(Figure contents as structured data)
**********
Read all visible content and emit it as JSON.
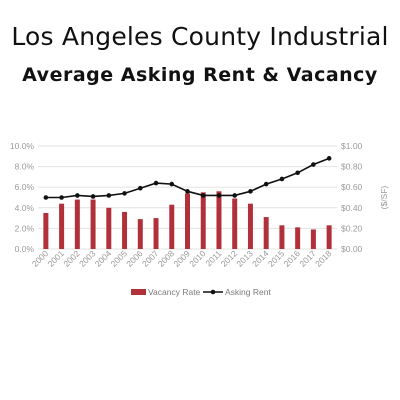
{
  "header": {
    "title": "Los Angeles County Industrial",
    "subtitle": "Average Asking Rent & Vacancy"
  },
  "colors": {
    "bar": "#b0313a",
    "line": "#111111",
    "grid": "#e3e3e3",
    "tick": "#9a9a9a"
  },
  "chart_data": {
    "type": "bar",
    "title": "Los Angeles County Industrial",
    "subtitle": "Average Asking Rent & Vacancy",
    "categories": [
      "2000",
      "2001",
      "2002",
      "2003",
      "2004",
      "2005",
      "2006",
      "2007",
      "2008",
      "2009",
      "2010",
      "2011",
      "2012",
      "2013",
      "2014",
      "2015",
      "2016",
      "2017",
      "2018"
    ],
    "series": [
      {
        "name": "Vacancy Rate",
        "type": "bar",
        "axis": "left",
        "values": [
          3.5,
          4.4,
          4.8,
          4.8,
          4.0,
          3.6,
          2.9,
          3.0,
          4.3,
          5.4,
          5.5,
          5.6,
          4.9,
          4.4,
          3.1,
          2.3,
          2.1,
          1.9,
          2.3
        ]
      },
      {
        "name": "Asking Rent",
        "type": "line",
        "axis": "right",
        "values": [
          0.5,
          0.5,
          0.52,
          0.51,
          0.52,
          0.54,
          0.59,
          0.64,
          0.63,
          0.56,
          0.52,
          0.52,
          0.52,
          0.56,
          0.63,
          0.68,
          0.74,
          0.82,
          0.88
        ]
      }
    ],
    "ylim_left": [
      0,
      10
    ],
    "ylim_right": [
      0,
      1
    ],
    "left_ticks": [
      "0.0%",
      "2.0%",
      "4.0%",
      "6.0%",
      "8.0%",
      "10.0%"
    ],
    "right_ticks": [
      "$0.00",
      "$0.20",
      "$0.40",
      "$0.60",
      "$0.80",
      "$1.00"
    ],
    "ylabel_right": "($/SF)",
    "xlabel": "",
    "ylabel": "",
    "grid": true,
    "legend_position": "bottom"
  }
}
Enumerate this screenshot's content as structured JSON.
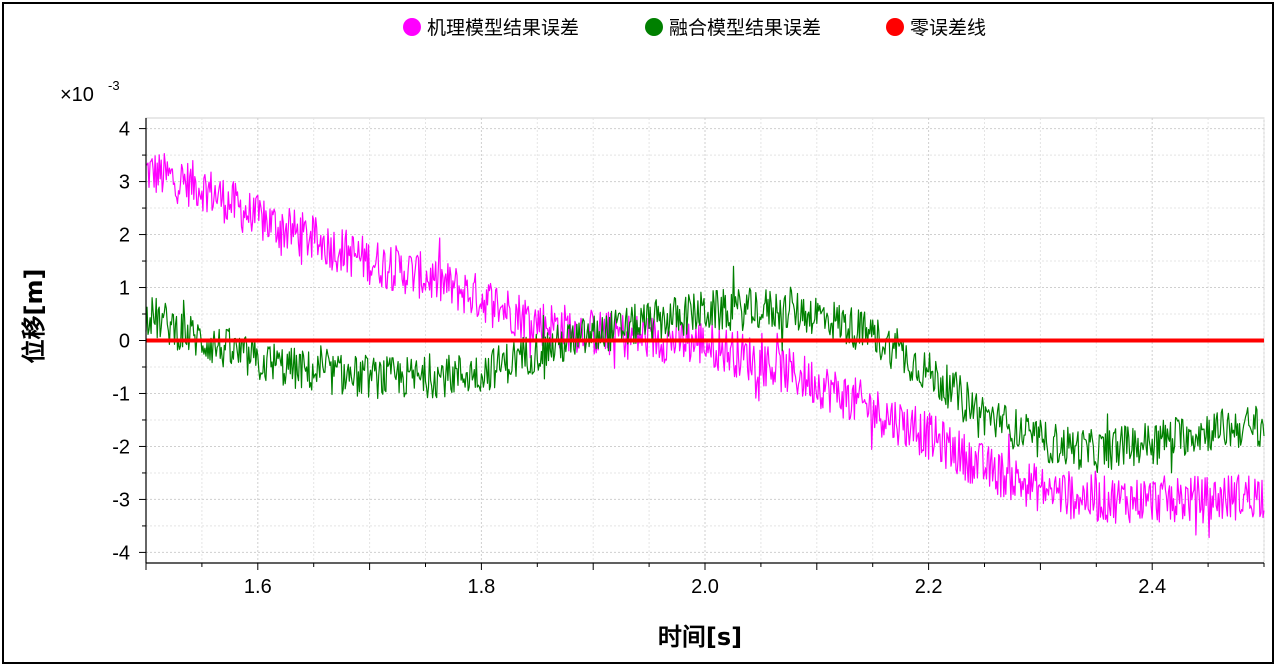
{
  "chart_data": {
    "type": "line",
    "xlabel": "时间[s]",
    "ylabel": "位移[m]",
    "y_multiplier_base": "×10",
    "y_multiplier_exp": "-3",
    "xlim": [
      1.5,
      2.5
    ],
    "ylim": [
      -4.2,
      4.2
    ],
    "x_ticks": [
      1.6,
      1.8,
      2.0,
      2.2,
      2.4
    ],
    "x_tick_labels": [
      "1.6",
      "1.8",
      "2.0",
      "2.2",
      "2.4"
    ],
    "y_ticks": [
      4,
      3,
      2,
      1,
      0,
      -1,
      -2,
      -3,
      -4
    ],
    "y_tick_labels": [
      "4",
      "3",
      "2",
      "1",
      "0",
      "-1",
      "-2",
      "-3",
      "-4"
    ],
    "grid": true,
    "legend_position": "top-center",
    "series": [
      {
        "name": "机理模型结果误差",
        "color": "#ff00ff",
        "trend_x": [
          1.5,
          1.55,
          1.6,
          1.65,
          1.7,
          1.75,
          1.8,
          1.85,
          1.9,
          1.95,
          2.0,
          2.05,
          2.1,
          2.15,
          2.2,
          2.25,
          2.3,
          2.35,
          2.4,
          2.45,
          2.5
        ],
        "trend_y": [
          3.2,
          2.9,
          2.3,
          1.9,
          1.5,
          1.2,
          0.8,
          0.35,
          0.15,
          0.05,
          -0.05,
          -0.4,
          -0.8,
          -1.3,
          -1.8,
          -2.4,
          -2.8,
          -3.0,
          -3.0,
          -3.0,
          -2.9
        ],
        "noise_amplitude": 0.45
      },
      {
        "name": "融合模型结果误差",
        "color": "#008000",
        "trend_x": [
          1.5,
          1.55,
          1.6,
          1.65,
          1.7,
          1.75,
          1.8,
          1.85,
          1.9,
          1.95,
          2.0,
          2.05,
          2.1,
          2.15,
          2.2,
          2.25,
          2.3,
          2.35,
          2.4,
          2.45,
          2.5
        ],
        "trend_y": [
          0.5,
          0.0,
          -0.4,
          -0.6,
          -0.7,
          -0.7,
          -0.6,
          -0.2,
          0.1,
          0.35,
          0.55,
          0.6,
          0.5,
          0.1,
          -0.6,
          -1.4,
          -1.9,
          -2.1,
          -1.9,
          -1.7,
          -1.6
        ],
        "noise_amplitude": 0.4
      },
      {
        "name": "零误差线",
        "color": "#ff0000",
        "x": [
          1.5,
          2.5
        ],
        "y": [
          0,
          0
        ]
      }
    ]
  }
}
**********
### WHAT IS NEEDED:
Take the listing above and print it exactly, apart from the pictures.

### RESULT:
Read all visible content and emit it as JSON.
{
  "header": {
    "title": "Los Angeles County Industrial",
    "subtitle": "Average Asking Rent & Vacancy"
  },
  "colors": {
    "bar": "#b0313a",
    "line": "#111111",
    "grid": "#e3e3e3",
    "tick": "#9a9a9a"
  },
  "chart_data": {
    "type": "bar",
    "title": "Los Angeles County Industrial",
    "subtitle": "Average Asking Rent & Vacancy",
    "categories": [
      "2000",
      "2001",
      "2002",
      "2003",
      "2004",
      "2005",
      "2006",
      "2007",
      "2008",
      "2009",
      "2010",
      "2011",
      "2012",
      "2013",
      "2014",
      "2015",
      "2016",
      "2017",
      "2018"
    ],
    "series": [
      {
        "name": "Vacancy Rate",
        "type": "bar",
        "axis": "left",
        "values": [
          3.5,
          4.4,
          4.8,
          4.8,
          4.0,
          3.6,
          2.9,
          3.0,
          4.3,
          5.4,
          5.5,
          5.6,
          4.9,
          4.4,
          3.1,
          2.3,
          2.1,
          1.9,
          2.3
        ]
      },
      {
        "name": "Asking Rent",
        "type": "line",
        "axis": "right",
        "values": [
          0.5,
          0.5,
          0.52,
          0.51,
          0.52,
          0.54,
          0.59,
          0.64,
          0.63,
          0.56,
          0.52,
          0.52,
          0.52,
          0.56,
          0.63,
          0.68,
          0.74,
          0.82,
          0.88
        ]
      }
    ],
    "ylim_left": [
      0,
      10
    ],
    "ylim_right": [
      0,
      1
    ],
    "left_ticks": [
      "0.0%",
      "2.0%",
      "4.0%",
      "6.0%",
      "8.0%",
      "10.0%"
    ],
    "right_ticks": [
      "$0.00",
      "$0.20",
      "$0.40",
      "$0.60",
      "$0.80",
      "$1.00"
    ],
    "ylabel_right": "($/SF)",
    "xlabel": "",
    "ylabel": "",
    "grid": true,
    "legend_position": "bottom"
  }
}
Enumerate this screenshot's content as structured JSON.
{
  "chart_data": {
    "type": "line",
    "xlabel": "时间[s]",
    "ylabel": "位移[m]",
    "y_multiplier_base": "×10",
    "y_multiplier_exp": "-3",
    "xlim": [
      1.5,
      2.5
    ],
    "ylim": [
      -4.2,
      4.2
    ],
    "x_ticks": [
      1.6,
      1.8,
      2.0,
      2.2,
      2.4
    ],
    "x_tick_labels": [
      "1.6",
      "1.8",
      "2.0",
      "2.2",
      "2.4"
    ],
    "y_ticks": [
      4,
      3,
      2,
      1,
      0,
      -1,
      -2,
      -3,
      -4
    ],
    "y_tick_labels": [
      "4",
      "3",
      "2",
      "1",
      "0",
      "-1",
      "-2",
      "-3",
      "-4"
    ],
    "grid": true,
    "legend_position": "top-center",
    "series": [
      {
        "name": "机理模型结果误差",
        "color": "#ff00ff",
        "trend_x": [
          1.5,
          1.55,
          1.6,
          1.65,
          1.7,
          1.75,
          1.8,
          1.85,
          1.9,
          1.95,
          2.0,
          2.05,
          2.1,
          2.15,
          2.2,
          2.25,
          2.3,
          2.35,
          2.4,
          2.45,
          2.5
        ],
        "trend_y": [
          3.2,
          2.9,
          2.3,
          1.9,
          1.5,
          1.2,
          0.8,
          0.35,
          0.15,
          0.05,
          -0.05,
          -0.4,
          -0.8,
          -1.3,
          -1.8,
          -2.4,
          -2.8,
          -3.0,
          -3.0,
          -3.0,
          -2.9
        ],
        "noise_amplitude": 0.45
      },
      {
        "name": "融合模型结果误差",
        "color": "#008000",
        "trend_x": [
          1.5,
          1.55,
          1.6,
          1.65,
          1.7,
          1.75,
          1.8,
          1.85,
          1.9,
          1.95,
          2.0,
          2.05,
          2.1,
          2.15,
          2.2,
          2.25,
          2.3,
          2.35,
          2.4,
          2.45,
          2.5
        ],
        "trend_y": [
          0.5,
          0.0,
          -0.4,
          -0.6,
          -0.7,
          -0.7,
          -0.6,
          -0.2,
          0.1,
          0.35,
          0.55,
          0.6,
          0.5,
          0.1,
          -0.6,
          -1.4,
          -1.9,
          -2.1,
          -1.9,
          -1.7,
          -1.6
        ],
        "noise_amplitude": 0.4
      },
      {
        "name": "零误差线",
        "color": "#ff0000",
        "x": [
          1.5,
          2.5
        ],
        "y": [
          0,
          0
        ]
      }
    ]
  }
}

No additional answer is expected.